→ EXTRACT PROVIDED:
It was announced that the set-list for any given performance of the tour would be partially determined by the most popular titles logged in a telephone poll by calling the premium-rate telephone number 1-900-2-BOWIE-90. Money earned from phone calls to the number were donated to two charities, Save the Children and a Brixton charity. Mail-in ballots were made available to vote by in territories where telephone technology was not available.

Bowie did in fact build the tour's setlist from calls to the phone number from all over the world, saying "What I ended up doing was taking about seven or eight [songs] from [the calls in] England, another seven or eight from the rest of Europe and the rest I made up from America so it's a good sampling of what everybody wanted in all the continents." The first shows of the tour held in March 1990 in Canada were performed before any telephone polls were completed, leading Bowie to guess at the list of songs the audience wanted to hear.

In the US, the songs "Fame", "Let's Dance" and "Changes" topped the list of songs requested by fans, while in Europe the songs "Heroes" and "Blue Jean" were the leaders.

→ DATA RECORDS:

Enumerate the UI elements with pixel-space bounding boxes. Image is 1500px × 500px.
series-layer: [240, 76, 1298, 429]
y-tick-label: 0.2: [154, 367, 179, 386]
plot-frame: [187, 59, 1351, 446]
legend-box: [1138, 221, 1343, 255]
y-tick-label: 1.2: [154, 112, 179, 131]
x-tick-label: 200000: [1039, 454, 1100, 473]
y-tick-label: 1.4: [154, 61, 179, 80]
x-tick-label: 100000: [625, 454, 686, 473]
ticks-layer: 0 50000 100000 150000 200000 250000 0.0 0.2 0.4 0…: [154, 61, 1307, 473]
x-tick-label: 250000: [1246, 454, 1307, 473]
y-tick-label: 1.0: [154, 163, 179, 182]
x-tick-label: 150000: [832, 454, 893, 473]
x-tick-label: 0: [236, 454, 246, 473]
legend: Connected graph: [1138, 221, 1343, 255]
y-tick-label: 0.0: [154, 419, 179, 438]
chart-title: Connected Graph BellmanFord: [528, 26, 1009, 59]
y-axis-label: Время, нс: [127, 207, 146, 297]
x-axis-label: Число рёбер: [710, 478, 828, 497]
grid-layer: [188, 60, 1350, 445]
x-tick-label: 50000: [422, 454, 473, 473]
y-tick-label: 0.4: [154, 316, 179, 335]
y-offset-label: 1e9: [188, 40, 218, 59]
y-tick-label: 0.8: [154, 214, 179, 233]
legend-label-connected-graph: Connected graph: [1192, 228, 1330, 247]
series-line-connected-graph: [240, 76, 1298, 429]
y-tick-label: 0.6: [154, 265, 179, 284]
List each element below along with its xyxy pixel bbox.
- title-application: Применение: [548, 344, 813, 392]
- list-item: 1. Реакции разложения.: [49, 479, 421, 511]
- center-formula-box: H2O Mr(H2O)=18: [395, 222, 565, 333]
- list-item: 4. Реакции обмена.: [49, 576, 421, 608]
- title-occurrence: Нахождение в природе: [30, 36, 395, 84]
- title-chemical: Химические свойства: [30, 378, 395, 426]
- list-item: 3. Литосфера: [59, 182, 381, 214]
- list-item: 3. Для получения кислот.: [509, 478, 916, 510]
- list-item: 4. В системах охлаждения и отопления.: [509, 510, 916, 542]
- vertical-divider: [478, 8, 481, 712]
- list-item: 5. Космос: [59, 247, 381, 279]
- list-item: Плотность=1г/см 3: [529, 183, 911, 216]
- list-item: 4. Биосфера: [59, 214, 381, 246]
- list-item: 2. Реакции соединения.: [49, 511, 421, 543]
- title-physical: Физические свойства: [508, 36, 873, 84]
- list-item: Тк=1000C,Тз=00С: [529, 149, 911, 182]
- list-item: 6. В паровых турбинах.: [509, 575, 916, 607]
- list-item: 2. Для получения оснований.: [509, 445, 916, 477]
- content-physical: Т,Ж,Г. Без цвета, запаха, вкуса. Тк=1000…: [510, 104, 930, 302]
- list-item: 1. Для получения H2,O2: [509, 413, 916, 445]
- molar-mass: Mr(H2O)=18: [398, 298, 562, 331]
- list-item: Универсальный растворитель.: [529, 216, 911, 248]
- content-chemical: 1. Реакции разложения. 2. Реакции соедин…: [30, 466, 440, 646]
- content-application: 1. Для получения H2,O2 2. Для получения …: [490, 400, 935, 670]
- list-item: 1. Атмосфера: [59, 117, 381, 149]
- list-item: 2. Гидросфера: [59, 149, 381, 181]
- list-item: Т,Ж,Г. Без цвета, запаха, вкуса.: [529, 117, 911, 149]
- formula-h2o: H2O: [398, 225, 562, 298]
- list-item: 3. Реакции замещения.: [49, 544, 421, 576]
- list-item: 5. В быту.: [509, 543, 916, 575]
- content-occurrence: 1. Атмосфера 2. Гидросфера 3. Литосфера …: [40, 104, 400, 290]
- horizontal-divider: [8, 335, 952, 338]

→ QUESTIONS ON THE MATERIAL:
A – In the passage about Bowie's tour phone poll, which two charities received the money earned from calls to the number?
B – Carry on the passage about Bowie's tour phone poll from its final sentence.
The records come from a different source than the passage.

→ EXPECTED RESPONSES:
A – Save the Children and a Brixton charity.

B –
NME, in response to the telephone poll, ran a spoof campaign, Just Say Gnome, in an effort to have "The Laughing Gnome" included in the set-lists. Bowie had considered playing "The Laughing Gnome" in the style of The Velvet Underground until he found out the voting had been perpetrated by the music magazine.

==Set design==
Édouard Lock (of La La La Human Steps) co-conceived and was artistic director for this tour. Bowie had originally wanted La La La Human Steps to be involved in his previous Glass Spider Tour, but was unable to secure them due to scheduling conflicts. Given the unfavorable attention that his previous solo tour drew, Bowie was keen to make sure the Sound+Vision Tour did things differently. He said, "It will be staged; there is no way I could ever consider really putting something on the stage that doesn't owe something to theatah (pronouncing 'theatre' in a thick British accent), but it won't be overtly theatre in as much as it won't be propped the same way. Going back to the way we worked towards the Station to Station show, which was basically a question of using a kind of Brechtian lighting pad and working areas and atmospheres of light, is very much the kind of feel it will have." Bowie recruited Willie Williams to design the lighting for the tour, having worked with him on the preceding year's Tin Machine "It's My Life Tour".

He added that this tour is "nowhere near as ambitious as Glass Spider in size, but qualitatively, in essence, I think it's as theatrical."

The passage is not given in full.